(Dataset items)
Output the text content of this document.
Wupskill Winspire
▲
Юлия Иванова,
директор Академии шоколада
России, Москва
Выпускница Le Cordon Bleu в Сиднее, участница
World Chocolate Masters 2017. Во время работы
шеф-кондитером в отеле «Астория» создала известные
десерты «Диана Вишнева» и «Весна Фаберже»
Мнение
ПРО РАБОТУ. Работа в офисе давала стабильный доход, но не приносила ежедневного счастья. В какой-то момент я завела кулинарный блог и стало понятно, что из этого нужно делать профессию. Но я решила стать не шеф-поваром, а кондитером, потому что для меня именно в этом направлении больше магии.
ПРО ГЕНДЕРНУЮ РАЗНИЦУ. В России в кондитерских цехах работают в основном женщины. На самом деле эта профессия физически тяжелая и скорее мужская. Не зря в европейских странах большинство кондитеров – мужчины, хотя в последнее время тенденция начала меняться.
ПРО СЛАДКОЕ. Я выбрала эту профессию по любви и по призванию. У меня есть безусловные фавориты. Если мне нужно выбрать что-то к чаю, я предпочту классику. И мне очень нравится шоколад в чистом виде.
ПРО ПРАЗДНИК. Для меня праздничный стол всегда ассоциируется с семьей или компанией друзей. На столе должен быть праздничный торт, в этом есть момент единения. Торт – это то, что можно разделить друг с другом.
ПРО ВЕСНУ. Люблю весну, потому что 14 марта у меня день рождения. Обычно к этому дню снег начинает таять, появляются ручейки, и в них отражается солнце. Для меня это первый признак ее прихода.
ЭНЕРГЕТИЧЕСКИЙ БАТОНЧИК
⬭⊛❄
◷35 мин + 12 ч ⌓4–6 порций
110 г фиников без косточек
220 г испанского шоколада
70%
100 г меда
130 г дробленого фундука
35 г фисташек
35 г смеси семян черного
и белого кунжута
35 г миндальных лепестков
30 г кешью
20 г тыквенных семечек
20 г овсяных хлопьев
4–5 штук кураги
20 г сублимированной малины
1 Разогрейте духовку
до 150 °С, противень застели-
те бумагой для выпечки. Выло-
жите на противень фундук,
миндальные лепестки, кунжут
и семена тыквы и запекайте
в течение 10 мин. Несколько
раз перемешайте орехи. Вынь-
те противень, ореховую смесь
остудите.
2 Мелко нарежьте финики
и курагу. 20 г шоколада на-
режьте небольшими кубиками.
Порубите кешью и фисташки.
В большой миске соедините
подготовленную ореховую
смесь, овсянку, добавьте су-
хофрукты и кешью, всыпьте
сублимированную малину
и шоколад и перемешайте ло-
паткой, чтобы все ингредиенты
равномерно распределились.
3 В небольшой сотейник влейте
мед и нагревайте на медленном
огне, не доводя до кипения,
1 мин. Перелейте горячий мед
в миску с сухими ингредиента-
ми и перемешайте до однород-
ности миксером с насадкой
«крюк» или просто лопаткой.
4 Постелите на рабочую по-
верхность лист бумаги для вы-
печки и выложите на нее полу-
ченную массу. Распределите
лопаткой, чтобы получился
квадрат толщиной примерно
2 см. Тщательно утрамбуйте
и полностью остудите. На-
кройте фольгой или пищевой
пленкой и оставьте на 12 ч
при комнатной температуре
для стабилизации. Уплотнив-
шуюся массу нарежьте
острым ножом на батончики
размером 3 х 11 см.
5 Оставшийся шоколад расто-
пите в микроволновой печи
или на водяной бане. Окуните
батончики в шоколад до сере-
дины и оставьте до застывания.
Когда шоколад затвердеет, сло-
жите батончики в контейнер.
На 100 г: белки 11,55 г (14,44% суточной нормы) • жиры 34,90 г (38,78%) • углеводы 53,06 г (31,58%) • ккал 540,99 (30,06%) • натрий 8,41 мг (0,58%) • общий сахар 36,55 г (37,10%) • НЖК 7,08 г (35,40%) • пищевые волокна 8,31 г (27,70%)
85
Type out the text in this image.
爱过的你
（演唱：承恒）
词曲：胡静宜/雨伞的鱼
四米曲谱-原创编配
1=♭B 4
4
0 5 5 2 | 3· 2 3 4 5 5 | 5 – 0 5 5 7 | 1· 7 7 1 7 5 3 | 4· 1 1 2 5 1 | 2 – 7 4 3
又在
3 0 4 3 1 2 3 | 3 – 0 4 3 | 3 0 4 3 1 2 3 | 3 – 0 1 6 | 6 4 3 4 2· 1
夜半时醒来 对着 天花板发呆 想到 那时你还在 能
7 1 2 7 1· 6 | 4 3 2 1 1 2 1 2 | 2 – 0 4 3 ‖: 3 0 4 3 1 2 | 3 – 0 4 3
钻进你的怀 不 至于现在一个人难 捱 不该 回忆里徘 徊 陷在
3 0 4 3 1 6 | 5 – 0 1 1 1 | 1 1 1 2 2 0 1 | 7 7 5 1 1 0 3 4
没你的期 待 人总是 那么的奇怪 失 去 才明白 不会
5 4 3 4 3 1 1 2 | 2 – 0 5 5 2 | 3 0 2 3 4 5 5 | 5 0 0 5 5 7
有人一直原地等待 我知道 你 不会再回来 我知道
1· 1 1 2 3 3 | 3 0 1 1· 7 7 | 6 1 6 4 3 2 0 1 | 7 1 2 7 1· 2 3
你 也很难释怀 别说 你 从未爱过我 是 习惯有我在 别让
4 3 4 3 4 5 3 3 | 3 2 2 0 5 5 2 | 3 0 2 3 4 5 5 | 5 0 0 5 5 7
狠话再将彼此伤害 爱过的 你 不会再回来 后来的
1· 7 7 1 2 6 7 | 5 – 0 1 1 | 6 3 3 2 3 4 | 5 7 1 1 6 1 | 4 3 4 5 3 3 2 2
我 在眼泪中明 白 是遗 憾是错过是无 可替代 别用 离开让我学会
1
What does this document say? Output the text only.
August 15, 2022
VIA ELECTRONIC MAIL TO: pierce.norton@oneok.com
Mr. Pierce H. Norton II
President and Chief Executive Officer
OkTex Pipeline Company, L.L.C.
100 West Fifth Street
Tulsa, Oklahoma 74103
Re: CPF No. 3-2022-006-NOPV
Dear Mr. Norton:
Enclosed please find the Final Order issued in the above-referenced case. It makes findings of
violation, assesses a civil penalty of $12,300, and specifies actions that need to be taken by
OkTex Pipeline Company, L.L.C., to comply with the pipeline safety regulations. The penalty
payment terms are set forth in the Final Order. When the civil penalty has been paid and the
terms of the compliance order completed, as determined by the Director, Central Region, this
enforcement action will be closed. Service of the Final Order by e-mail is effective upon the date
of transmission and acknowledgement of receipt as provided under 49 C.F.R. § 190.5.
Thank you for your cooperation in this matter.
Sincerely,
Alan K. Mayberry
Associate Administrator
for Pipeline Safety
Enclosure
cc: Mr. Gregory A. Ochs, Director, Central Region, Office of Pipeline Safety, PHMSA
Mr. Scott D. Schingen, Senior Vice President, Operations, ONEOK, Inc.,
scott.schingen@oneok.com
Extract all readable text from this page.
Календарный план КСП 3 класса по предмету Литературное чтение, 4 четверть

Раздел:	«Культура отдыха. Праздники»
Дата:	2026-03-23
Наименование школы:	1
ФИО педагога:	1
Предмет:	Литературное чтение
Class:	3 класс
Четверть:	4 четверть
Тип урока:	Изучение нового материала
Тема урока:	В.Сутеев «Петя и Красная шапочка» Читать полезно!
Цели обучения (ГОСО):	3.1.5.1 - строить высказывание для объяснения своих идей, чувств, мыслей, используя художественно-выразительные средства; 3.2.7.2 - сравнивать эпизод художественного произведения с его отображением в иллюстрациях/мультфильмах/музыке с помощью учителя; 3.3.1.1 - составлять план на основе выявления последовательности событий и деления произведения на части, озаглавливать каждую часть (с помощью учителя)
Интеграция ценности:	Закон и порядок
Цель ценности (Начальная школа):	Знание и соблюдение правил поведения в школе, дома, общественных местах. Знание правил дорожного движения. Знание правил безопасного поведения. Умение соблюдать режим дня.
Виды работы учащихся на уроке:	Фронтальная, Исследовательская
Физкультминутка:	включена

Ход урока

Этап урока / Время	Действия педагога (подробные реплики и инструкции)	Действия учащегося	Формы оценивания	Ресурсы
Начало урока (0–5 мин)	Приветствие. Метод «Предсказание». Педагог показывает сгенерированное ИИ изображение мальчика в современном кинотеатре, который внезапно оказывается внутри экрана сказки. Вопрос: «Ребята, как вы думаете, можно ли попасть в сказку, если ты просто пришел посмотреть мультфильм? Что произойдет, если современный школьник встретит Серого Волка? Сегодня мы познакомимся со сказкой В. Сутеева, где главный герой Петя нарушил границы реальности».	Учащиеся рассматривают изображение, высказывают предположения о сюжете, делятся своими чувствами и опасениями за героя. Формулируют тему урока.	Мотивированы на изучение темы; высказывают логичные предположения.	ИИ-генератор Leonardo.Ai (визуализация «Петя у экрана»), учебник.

**WHAT YOU WILL DO:**
From the listing above, copy all lines holding the word "Company".

**SOLUTION:**
OkTex Pipeline Company, L.L.C.
OkTex Pipeline Company, L.L.C., to comply with the pipeline safety regulations. The penalty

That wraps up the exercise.